**SHORT TASK**
Gather each line of the entries below that includes "jeszcze".

[A run of records]

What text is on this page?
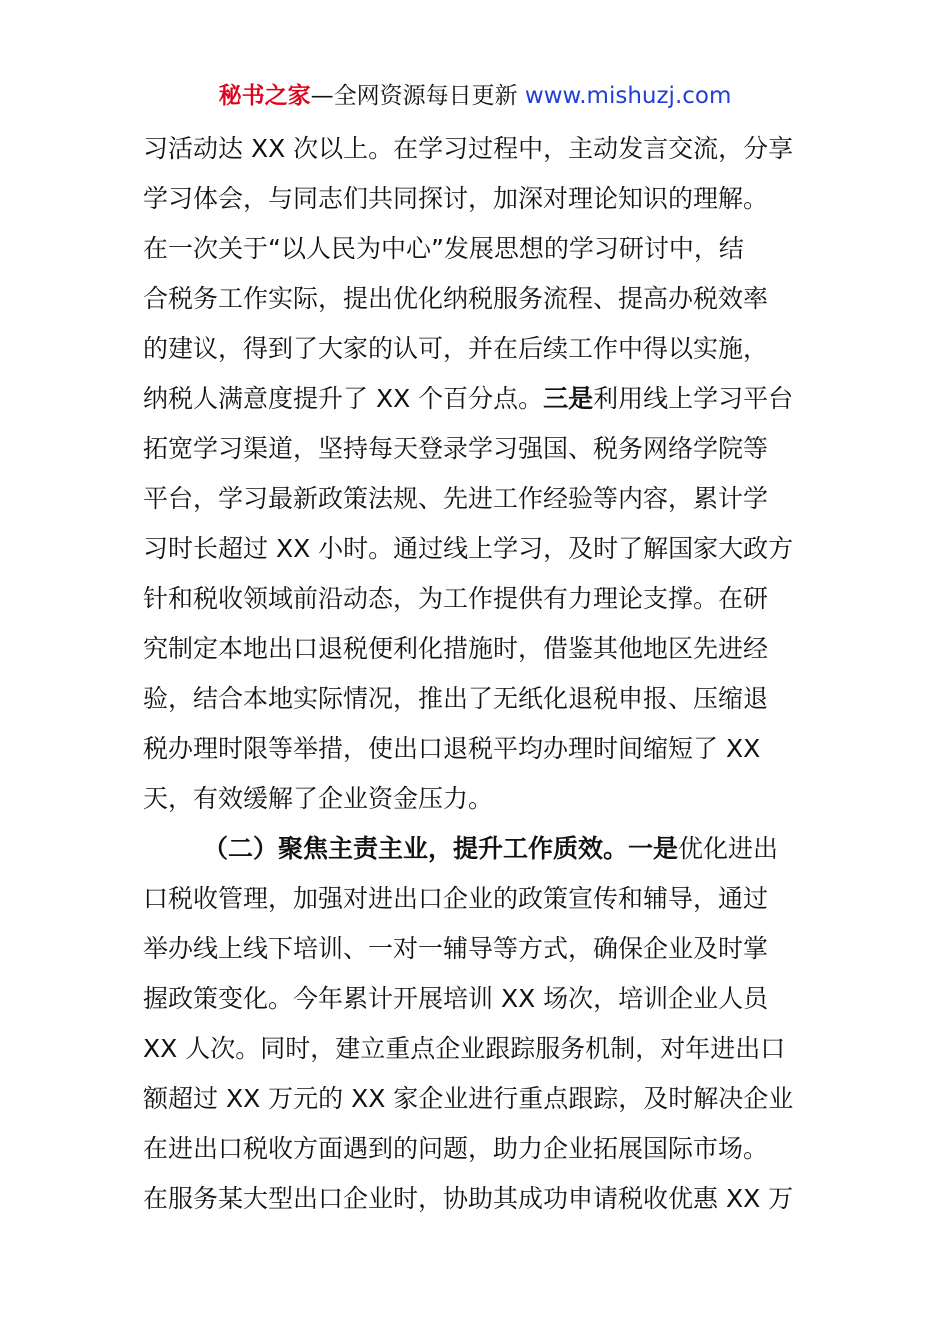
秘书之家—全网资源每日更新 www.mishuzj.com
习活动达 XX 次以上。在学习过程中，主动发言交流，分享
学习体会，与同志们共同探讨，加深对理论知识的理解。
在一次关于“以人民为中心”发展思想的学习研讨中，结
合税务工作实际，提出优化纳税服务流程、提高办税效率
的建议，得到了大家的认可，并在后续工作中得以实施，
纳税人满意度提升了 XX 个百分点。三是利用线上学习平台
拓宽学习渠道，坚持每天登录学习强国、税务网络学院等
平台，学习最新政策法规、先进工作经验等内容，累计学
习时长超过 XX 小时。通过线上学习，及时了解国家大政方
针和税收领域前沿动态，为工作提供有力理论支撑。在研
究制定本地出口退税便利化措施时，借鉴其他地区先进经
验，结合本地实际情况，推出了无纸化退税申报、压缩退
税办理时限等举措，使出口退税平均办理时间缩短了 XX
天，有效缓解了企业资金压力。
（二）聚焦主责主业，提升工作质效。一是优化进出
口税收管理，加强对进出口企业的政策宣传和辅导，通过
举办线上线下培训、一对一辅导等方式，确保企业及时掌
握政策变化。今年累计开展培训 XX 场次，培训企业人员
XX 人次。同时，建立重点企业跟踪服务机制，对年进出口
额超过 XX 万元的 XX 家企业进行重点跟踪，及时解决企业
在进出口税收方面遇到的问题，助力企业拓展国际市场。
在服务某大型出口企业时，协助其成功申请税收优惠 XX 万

---

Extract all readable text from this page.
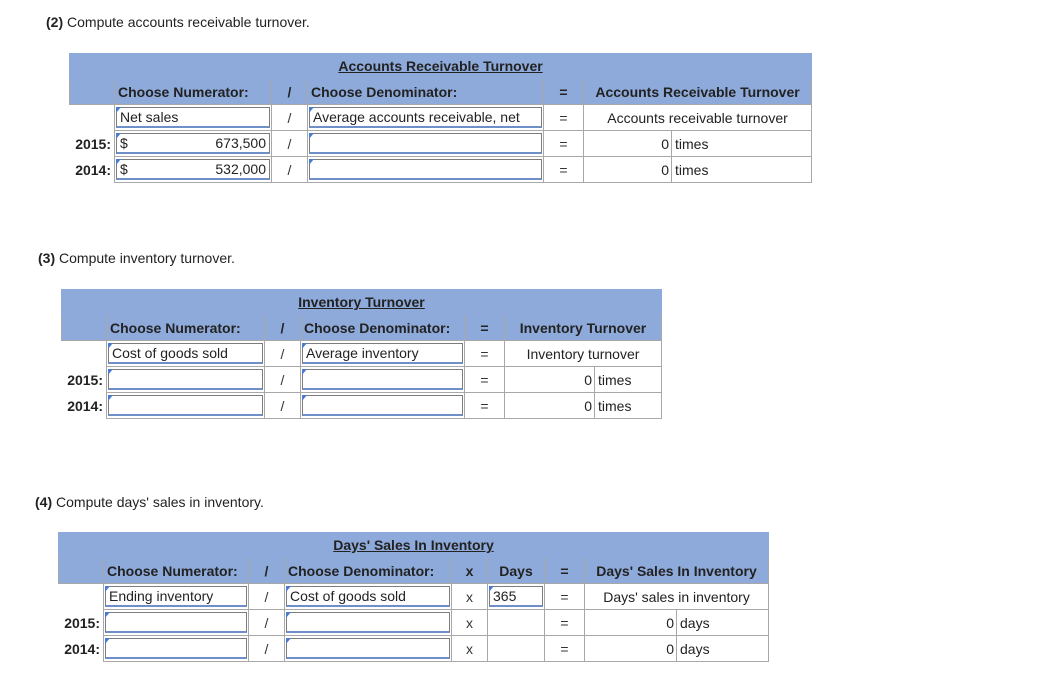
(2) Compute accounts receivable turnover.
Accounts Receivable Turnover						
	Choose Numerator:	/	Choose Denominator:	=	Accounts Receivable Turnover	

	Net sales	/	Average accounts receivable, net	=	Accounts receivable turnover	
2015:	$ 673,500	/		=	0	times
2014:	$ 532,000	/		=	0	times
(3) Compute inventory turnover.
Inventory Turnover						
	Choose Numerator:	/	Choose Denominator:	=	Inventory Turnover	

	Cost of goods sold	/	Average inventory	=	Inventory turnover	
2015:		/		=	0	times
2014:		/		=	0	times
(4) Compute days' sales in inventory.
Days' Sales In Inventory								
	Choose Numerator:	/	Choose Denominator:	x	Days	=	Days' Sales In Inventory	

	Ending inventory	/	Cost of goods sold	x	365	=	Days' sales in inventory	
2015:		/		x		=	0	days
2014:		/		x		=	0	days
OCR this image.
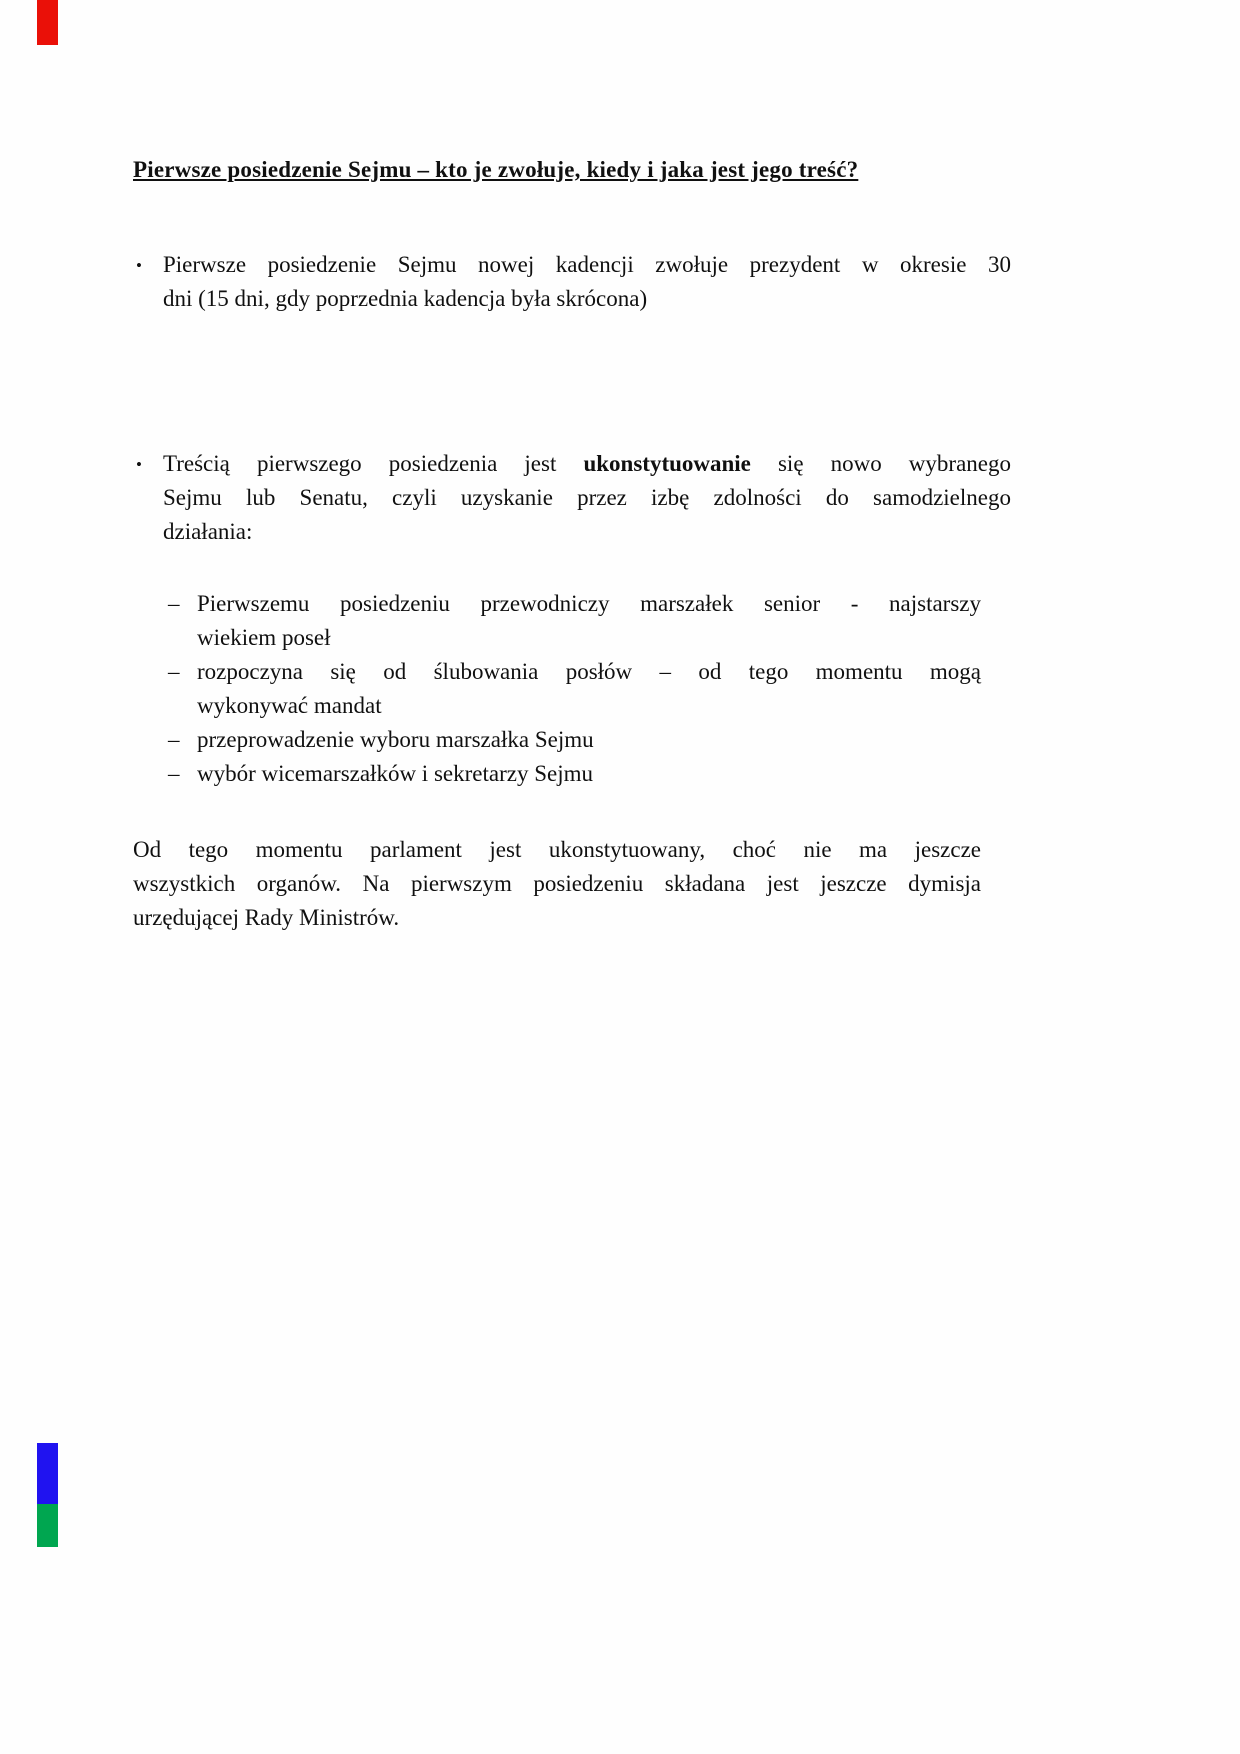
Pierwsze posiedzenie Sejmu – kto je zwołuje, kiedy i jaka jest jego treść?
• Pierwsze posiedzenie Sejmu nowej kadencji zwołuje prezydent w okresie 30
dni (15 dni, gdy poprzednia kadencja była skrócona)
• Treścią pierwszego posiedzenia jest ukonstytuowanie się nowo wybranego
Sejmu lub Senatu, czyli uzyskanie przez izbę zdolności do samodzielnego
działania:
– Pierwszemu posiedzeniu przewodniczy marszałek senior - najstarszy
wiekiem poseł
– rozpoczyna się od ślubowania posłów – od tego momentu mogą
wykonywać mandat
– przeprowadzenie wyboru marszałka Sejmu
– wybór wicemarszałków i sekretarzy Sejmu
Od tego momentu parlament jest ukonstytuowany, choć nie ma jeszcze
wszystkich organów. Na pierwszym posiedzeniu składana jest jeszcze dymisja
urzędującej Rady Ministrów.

**SOLUTION FOR THIS TASK**
Od tego momentu parlament jest ukonstytuowany, choć nie ma jeszcze
wszystkich organów. Na pierwszym posiedzeniu składana jest jeszcze dymisja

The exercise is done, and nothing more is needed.